→ **WORK TO BE COMPLETED**:
Check each line of the records below and collect those holding "icons".

------------------------------------------------------------------------

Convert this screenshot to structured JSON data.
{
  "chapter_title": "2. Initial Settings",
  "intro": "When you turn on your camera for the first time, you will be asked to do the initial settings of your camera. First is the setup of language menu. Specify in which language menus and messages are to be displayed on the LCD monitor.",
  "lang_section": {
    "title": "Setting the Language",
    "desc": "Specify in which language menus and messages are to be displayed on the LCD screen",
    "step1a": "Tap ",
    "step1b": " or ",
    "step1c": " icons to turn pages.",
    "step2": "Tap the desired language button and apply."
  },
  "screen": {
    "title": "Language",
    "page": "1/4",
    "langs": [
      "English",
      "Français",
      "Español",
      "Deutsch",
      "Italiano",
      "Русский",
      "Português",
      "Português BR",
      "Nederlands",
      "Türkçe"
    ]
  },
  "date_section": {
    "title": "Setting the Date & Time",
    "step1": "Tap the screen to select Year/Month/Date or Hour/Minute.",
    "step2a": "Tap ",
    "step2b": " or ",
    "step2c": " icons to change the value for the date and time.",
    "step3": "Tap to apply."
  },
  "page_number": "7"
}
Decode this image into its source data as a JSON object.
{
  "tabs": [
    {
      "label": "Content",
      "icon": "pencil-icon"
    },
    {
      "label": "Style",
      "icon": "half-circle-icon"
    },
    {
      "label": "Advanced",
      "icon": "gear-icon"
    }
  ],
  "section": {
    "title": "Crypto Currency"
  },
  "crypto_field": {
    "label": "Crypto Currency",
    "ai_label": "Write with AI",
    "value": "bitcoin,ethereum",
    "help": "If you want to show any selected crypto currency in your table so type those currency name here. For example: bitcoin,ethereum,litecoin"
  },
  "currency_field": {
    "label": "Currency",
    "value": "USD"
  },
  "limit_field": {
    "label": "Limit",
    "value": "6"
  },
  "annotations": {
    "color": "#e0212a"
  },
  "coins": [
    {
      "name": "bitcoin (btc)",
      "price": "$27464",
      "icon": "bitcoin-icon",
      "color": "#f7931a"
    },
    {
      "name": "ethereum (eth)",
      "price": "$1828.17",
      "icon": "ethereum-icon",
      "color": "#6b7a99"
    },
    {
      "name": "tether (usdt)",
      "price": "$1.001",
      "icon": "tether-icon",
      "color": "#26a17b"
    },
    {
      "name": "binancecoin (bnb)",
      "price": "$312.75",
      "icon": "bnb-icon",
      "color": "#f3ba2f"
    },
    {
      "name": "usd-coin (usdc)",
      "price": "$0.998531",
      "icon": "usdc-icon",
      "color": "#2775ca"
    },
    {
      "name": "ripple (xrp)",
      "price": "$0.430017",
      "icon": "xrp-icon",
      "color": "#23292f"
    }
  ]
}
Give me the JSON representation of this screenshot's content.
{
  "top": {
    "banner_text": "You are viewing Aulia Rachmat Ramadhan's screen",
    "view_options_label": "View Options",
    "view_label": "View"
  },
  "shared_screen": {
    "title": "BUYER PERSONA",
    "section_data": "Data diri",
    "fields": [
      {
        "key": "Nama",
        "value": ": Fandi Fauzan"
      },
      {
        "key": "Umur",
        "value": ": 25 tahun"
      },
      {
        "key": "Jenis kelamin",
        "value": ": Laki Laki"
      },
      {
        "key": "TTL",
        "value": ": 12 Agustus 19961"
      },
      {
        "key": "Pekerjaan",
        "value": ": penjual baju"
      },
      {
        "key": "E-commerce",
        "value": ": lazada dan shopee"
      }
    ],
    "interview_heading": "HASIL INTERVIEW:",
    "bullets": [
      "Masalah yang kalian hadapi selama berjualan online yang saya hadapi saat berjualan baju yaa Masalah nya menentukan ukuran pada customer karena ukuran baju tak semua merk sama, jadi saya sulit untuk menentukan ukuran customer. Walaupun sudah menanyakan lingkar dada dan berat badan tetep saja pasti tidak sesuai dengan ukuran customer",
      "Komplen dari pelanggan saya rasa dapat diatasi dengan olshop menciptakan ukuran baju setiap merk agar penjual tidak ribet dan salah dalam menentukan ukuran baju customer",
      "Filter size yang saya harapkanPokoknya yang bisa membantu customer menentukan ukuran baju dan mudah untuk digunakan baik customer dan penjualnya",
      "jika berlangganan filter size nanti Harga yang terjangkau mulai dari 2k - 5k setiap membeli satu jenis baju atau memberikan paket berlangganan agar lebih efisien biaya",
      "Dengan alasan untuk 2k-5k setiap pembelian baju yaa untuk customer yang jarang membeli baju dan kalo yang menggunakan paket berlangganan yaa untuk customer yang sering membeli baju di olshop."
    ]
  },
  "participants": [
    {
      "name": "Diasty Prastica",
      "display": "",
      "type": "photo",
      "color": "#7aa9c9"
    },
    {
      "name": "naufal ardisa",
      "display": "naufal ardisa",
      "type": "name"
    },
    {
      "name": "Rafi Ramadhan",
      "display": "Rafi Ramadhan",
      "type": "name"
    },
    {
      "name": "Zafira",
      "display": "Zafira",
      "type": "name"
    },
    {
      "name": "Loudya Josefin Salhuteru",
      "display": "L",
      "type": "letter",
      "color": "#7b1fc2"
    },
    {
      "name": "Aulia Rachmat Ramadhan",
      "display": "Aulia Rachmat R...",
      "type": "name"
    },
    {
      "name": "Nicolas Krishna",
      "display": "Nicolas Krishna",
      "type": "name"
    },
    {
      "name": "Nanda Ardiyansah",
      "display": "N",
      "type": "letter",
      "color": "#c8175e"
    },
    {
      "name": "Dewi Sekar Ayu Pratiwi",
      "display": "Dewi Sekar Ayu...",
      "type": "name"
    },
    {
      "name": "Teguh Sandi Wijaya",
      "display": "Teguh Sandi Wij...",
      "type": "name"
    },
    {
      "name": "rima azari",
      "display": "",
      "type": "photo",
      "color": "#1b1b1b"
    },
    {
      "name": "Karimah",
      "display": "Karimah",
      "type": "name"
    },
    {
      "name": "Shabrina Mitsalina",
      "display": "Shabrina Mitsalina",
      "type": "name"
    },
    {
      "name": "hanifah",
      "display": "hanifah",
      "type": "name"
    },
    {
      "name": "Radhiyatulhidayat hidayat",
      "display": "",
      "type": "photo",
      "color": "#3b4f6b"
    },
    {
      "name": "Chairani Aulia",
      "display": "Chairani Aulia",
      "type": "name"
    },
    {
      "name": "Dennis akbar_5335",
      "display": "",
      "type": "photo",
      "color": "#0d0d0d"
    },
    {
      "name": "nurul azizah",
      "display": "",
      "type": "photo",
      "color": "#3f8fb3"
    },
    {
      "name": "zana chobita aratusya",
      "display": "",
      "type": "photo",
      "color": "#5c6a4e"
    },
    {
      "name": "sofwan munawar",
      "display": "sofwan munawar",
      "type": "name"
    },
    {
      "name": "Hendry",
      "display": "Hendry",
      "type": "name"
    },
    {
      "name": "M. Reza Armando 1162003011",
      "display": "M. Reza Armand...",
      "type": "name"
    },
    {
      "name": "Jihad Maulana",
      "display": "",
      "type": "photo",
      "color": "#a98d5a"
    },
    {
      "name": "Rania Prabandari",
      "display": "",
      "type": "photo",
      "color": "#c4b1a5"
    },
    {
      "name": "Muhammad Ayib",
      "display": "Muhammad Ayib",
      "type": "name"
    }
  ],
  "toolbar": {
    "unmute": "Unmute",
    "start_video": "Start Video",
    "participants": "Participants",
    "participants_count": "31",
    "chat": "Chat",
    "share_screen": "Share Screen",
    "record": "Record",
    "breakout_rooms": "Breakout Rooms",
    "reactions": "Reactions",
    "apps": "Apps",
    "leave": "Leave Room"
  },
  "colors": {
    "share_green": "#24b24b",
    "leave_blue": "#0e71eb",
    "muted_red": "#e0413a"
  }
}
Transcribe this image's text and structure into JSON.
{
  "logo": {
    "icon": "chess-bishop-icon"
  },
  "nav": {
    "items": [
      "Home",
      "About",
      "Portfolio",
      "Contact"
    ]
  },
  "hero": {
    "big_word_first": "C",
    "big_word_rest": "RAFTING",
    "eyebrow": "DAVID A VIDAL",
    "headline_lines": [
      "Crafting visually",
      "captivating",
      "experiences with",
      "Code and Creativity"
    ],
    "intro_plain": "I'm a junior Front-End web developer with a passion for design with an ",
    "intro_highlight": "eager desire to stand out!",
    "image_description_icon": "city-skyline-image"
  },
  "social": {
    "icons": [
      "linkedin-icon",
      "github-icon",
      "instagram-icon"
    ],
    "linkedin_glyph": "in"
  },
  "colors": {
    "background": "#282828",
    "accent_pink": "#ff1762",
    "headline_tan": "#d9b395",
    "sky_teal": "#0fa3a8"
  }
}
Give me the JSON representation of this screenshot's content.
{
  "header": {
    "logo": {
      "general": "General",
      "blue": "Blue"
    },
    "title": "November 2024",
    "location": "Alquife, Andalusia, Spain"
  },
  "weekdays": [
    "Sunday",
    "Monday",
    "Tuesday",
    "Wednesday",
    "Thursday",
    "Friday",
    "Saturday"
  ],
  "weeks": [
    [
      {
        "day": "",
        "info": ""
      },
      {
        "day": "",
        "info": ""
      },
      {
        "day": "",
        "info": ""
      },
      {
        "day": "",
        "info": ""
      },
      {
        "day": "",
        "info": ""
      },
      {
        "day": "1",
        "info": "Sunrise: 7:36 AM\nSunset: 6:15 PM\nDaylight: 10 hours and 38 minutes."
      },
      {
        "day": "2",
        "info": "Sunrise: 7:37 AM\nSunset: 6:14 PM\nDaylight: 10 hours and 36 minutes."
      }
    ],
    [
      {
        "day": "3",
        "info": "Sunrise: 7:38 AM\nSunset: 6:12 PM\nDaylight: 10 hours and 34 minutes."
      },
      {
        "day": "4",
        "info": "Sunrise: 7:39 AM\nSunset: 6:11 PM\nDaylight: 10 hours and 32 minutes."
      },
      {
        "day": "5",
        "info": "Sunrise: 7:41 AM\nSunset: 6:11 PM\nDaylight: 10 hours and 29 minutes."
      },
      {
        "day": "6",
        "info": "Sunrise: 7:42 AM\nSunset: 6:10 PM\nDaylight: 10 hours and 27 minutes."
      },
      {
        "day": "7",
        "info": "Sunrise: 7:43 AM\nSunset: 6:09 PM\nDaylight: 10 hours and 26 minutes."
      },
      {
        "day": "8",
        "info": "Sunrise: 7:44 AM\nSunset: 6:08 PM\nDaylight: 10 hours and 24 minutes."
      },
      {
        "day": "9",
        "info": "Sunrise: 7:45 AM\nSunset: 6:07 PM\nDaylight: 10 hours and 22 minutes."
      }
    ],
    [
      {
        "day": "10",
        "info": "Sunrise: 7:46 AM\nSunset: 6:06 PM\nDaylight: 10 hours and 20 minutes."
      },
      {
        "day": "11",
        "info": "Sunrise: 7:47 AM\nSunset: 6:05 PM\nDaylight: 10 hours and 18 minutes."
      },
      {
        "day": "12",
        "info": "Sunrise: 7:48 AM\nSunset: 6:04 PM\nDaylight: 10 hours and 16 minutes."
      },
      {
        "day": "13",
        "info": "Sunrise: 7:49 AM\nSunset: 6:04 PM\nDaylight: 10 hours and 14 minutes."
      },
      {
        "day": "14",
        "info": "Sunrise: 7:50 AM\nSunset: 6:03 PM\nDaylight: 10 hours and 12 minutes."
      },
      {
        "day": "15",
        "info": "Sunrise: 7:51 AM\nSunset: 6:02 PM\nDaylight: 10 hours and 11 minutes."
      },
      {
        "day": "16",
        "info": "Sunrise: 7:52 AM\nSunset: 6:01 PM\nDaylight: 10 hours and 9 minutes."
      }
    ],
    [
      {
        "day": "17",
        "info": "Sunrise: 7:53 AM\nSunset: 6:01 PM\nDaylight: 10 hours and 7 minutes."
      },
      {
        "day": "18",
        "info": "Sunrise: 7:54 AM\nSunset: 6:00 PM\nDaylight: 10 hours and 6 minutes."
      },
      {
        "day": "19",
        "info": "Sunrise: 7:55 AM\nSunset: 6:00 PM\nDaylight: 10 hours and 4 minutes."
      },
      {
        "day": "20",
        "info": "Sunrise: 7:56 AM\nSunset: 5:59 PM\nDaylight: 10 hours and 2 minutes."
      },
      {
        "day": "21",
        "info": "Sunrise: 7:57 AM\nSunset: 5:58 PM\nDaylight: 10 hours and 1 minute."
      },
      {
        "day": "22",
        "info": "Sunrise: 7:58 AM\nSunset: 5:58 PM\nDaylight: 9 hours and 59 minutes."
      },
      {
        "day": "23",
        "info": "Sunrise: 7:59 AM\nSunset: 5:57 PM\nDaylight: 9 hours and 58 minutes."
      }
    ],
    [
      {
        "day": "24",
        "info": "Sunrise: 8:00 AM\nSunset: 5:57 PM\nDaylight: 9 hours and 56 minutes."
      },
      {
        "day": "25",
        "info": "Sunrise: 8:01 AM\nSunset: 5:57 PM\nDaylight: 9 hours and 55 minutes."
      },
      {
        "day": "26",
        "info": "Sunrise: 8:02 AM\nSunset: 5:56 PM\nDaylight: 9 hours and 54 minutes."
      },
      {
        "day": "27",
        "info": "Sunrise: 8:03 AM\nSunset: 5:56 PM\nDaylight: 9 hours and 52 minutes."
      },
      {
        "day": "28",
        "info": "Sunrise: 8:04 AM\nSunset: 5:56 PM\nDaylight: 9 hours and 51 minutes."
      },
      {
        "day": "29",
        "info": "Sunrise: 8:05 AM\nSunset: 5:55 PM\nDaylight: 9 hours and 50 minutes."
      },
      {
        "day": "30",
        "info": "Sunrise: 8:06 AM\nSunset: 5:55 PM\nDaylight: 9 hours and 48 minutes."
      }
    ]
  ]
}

------------------------------------------------------------------------

→ **SOLUTION FOR THIS PROBLEM**:
    "step1c": " icons to turn pages.",
    "step2c": " icons to change the value for the date and time.",
    "icons": [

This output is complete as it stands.